# WRITTEN TASK
From the listing below, extract each entry exactly as written, minus the images.

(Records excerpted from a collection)
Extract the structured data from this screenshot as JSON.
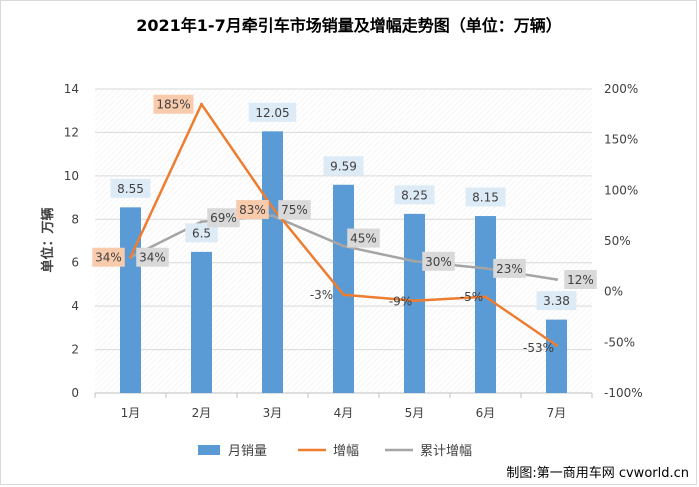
{
  "chart_data": {
    "type": "bar",
    "title": "2021年1-7月牵引车市场销量及增幅走势图（单位：万辆）",
    "ylabel": "单位：万辆",
    "categories": [
      "1月",
      "2月",
      "3月",
      "4月",
      "5月",
      "6月",
      "7月"
    ],
    "ylim": [
      0,
      14
    ],
    "yticks": [
      "0",
      "2",
      "4",
      "6",
      "8",
      "10",
      "12",
      "14"
    ],
    "y2lim": [
      -100,
      200
    ],
    "y2ticks": [
      "-100%",
      "-50%",
      "0%",
      "50%",
      "100%",
      "150%",
      "200%"
    ],
    "series": [
      {
        "name": "月销量",
        "type": "bar",
        "axis": "left",
        "color": "#5b9bd5",
        "values": [
          8.55,
          6.5,
          12.05,
          9.59,
          8.25,
          8.15,
          3.38
        ],
        "labels": [
          "8.55",
          "6.5",
          "12.05",
          "9.59",
          "8.25",
          "8.15",
          "3.38"
        ]
      },
      {
        "name": "增幅",
        "type": "line",
        "axis": "right",
        "color": "#ed7d31",
        "values": [
          34,
          185,
          83,
          -3,
          -9,
          -5,
          -53
        ],
        "labels": [
          "34%",
          "185%",
          "83%",
          "-3%",
          "-9%",
          "-5%",
          "-53%"
        ]
      },
      {
        "name": "累计增幅",
        "type": "line",
        "axis": "right",
        "color": "#a5a5a5",
        "values": [
          34,
          69,
          75,
          45,
          30,
          23,
          12
        ],
        "labels": [
          "34%",
          "69%",
          "75%",
          "45%",
          "30%",
          "23%",
          "12%"
        ]
      }
    ],
    "grid": true,
    "legend": "bottom"
  },
  "credit": "制图:第一商用车网 cvworld.cn"
}
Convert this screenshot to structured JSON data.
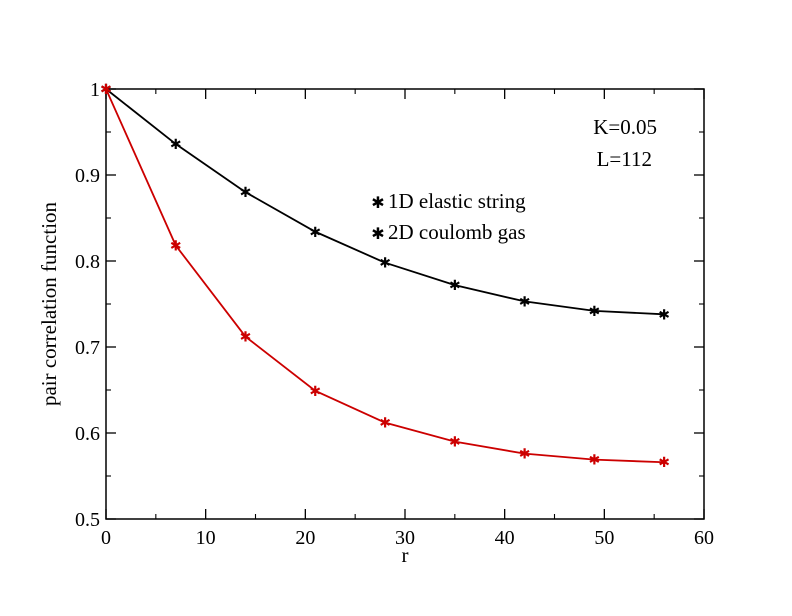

# FULL ANSWER
Extract the structured data from this screenshot as JSON.
{
  "chart_data": {
    "type": "bar",
    "title": "2021年1-7月牵引车市场销量及增幅走势图（单位：万辆）",
    "ylabel": "单位：万辆",
    "categories": [
      "1月",
      "2月",
      "3月",
      "4月",
      "5月",
      "6月",
      "7月"
    ],
    "ylim": [
      0,
      14
    ],
    "yticks": [
      "0",
      "2",
      "4",
      "6",
      "8",
      "10",
      "12",
      "14"
    ],
    "y2lim": [
      -100,
      200
    ],
    "y2ticks": [
      "-100%",
      "-50%",
      "0%",
      "50%",
      "100%",
      "150%",
      "200%"
    ],
    "series": [
      {
        "name": "月销量",
        "type": "bar",
        "axis": "left",
        "color": "#5b9bd5",
        "values": [
          8.55,
          6.5,
          12.05,
          9.59,
          8.25,
          8.15,
          3.38
        ],
        "labels": [
          "8.55",
          "6.5",
          "12.05",
          "9.59",
          "8.25",
          "8.15",
          "3.38"
        ]
      },
      {
        "name": "增幅",
        "type": "line",
        "axis": "right",
        "color": "#ed7d31",
        "values": [
          34,
          185,
          83,
          -3,
          -9,
          -5,
          -53
        ],
        "labels": [
          "34%",
          "185%",
          "83%",
          "-3%",
          "-9%",
          "-5%",
          "-53%"
        ]
      },
      {
        "name": "累计增幅",
        "type": "line",
        "axis": "right",
        "color": "#a5a5a5",
        "values": [
          34,
          69,
          75,
          45,
          30,
          23,
          12
        ],
        "labels": [
          "34%",
          "69%",
          "75%",
          "45%",
          "30%",
          "23%",
          "12%"
        ]
      }
    ],
    "grid": true,
    "legend": "bottom"
  },
  "credit": "制图:第一商用车网 cvworld.cn"
}
Convert this screenshot to structured JSON data.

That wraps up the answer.